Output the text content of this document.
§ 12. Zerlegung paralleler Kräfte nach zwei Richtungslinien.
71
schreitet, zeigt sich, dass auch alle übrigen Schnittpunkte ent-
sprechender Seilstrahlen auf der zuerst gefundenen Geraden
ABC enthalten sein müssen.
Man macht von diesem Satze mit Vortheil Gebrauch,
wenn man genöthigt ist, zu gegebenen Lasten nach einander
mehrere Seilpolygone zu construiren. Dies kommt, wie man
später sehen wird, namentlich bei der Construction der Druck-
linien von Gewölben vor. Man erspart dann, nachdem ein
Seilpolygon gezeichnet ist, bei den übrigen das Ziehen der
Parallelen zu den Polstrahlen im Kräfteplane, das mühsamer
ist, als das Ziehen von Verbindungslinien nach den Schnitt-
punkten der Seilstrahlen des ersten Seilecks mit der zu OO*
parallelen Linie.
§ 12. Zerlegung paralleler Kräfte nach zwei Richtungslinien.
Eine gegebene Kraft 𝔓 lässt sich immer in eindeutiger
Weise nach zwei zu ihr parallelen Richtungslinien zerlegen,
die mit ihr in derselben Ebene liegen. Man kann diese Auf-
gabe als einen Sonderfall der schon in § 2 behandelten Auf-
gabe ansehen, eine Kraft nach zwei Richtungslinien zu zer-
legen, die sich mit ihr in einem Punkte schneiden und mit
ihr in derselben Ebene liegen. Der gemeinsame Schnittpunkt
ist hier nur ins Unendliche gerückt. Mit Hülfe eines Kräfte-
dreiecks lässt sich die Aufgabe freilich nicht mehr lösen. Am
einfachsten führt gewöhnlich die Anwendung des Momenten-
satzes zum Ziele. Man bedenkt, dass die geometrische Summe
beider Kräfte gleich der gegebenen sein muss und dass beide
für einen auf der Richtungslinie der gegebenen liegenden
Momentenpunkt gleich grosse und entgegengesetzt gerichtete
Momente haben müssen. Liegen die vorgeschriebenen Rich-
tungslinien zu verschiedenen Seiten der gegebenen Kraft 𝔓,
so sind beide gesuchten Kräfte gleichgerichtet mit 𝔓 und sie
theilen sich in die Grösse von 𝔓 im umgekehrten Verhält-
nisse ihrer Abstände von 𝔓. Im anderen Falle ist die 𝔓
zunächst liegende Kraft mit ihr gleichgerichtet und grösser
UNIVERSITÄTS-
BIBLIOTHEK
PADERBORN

_ _ _ _

Exercise prompt.
Write the data back out verbatim.

Answer for the task.
Output the text content of this document.
§ 12. Zerlegung paralleler Kräfte nach zwei Richtungslinien.
71
schreitet, zeigt sich, dass auch alle übrigen Schnittpunkte ent-
sprechender Seilstrahlen auf der zuerst gefundenen Geraden
ABC enthalten sein müssen.
Man macht von diesem Satze mit Vortheil Gebrauch,
wenn man genöthigt ist, zu gegebenen Lasten nach einander
mehrere Seilpolygone zu construiren. Dies kommt, wie man
später sehen wird, namentlich bei der Construction der Druck-
linien von Gewölben vor. Man erspart dann, nachdem ein
Seilpolygon gezeichnet ist, bei den übrigen das Ziehen der
Parallelen zu den Polstrahlen im Kräfteplane, das mühsamer
ist, als das Ziehen von Verbindungslinien nach den Schnitt-
punkten der Seilstrahlen des ersten Seilecks mit der zu OO*
parallelen Linie.
§ 12. Zerlegung paralleler Kräfte nach zwei Richtungslinien.
Eine gegebene Kraft 𝔓 lässt sich immer in eindeutiger
Weise nach zwei zu ihr parallelen Richtungslinien zerlegen,
die mit ihr in derselben Ebene liegen. Man kann diese Auf-
gabe als einen Sonderfall der schon in § 2 behandelten Auf-
gabe ansehen, eine Kraft nach zwei Richtungslinien zu zer-
legen, die sich mit ihr in einem Punkte schneiden und mit
ihr in derselben Ebene liegen. Der gemeinsame Schnittpunkt
ist hier nur ins Unendliche gerückt. Mit Hülfe eines Kräfte-
dreiecks lässt sich die Aufgabe freilich nicht mehr lösen. Am
einfachsten führt gewöhnlich die Anwendung des Momenten-
satzes zum Ziele. Man bedenkt, dass die geometrische Summe
beider Kräfte gleich der gegebenen sein muss und dass beide
für einen auf der Richtungslinie der gegebenen liegenden
Momentenpunkt gleich grosse und entgegengesetzt gerichtete
Momente haben müssen. Liegen die vorgeschriebenen Rich-
tungslinien zu verschiedenen Seiten der gegebenen Kraft 𝔓,
so sind beide gesuchten Kräfte gleichgerichtet mit 𝔓 und sie
theilen sich in die Grösse von 𝔓 im umgekehrten Verhält-
nisse ihrer Abstände von 𝔓. Im anderen Falle ist die 𝔓
zunächst liegende Kraft mit ihr gleichgerichtet und grösser
UNIVERSITÄTS-
BIBLIOTHEK
PADERBORN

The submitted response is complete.